[Dataset items]
•••••

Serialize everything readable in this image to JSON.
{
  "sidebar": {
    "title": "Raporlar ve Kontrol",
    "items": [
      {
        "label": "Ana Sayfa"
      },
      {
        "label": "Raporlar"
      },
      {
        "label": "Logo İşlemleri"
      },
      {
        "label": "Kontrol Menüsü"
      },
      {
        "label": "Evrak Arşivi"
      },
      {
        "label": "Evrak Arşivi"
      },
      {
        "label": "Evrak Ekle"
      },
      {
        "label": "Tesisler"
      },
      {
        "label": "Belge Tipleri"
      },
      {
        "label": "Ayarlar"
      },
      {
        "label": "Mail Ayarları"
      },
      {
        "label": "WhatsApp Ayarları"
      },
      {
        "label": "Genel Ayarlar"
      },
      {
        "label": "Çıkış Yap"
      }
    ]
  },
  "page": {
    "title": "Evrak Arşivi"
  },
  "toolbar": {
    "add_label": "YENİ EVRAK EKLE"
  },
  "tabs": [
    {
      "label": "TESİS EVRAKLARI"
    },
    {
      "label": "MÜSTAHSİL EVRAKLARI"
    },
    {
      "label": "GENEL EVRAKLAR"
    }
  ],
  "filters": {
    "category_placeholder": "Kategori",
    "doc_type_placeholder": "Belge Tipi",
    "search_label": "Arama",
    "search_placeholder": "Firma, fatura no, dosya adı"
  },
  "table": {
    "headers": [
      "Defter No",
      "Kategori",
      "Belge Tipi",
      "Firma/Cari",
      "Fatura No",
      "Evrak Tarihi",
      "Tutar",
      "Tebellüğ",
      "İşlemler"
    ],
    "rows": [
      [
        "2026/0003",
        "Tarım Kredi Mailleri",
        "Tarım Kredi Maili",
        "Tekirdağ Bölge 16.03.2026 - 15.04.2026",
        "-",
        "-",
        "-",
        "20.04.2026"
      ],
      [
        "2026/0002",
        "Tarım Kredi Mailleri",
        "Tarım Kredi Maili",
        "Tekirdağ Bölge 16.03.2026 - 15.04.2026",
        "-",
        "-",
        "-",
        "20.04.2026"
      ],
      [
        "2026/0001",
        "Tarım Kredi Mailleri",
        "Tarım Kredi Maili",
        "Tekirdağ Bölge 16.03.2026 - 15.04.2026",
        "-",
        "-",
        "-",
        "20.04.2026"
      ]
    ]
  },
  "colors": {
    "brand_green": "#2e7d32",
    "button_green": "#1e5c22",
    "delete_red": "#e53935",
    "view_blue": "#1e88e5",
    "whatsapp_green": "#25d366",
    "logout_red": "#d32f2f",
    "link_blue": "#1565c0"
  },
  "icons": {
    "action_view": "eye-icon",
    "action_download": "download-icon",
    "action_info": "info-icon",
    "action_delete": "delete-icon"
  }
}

•••••

» **Challenge**: Look through the records and gather every line containing "Ayarları".

» **Problem solution**:
        "label": "Mail Ayarları"
        "label": "WhatsApp Ayarları"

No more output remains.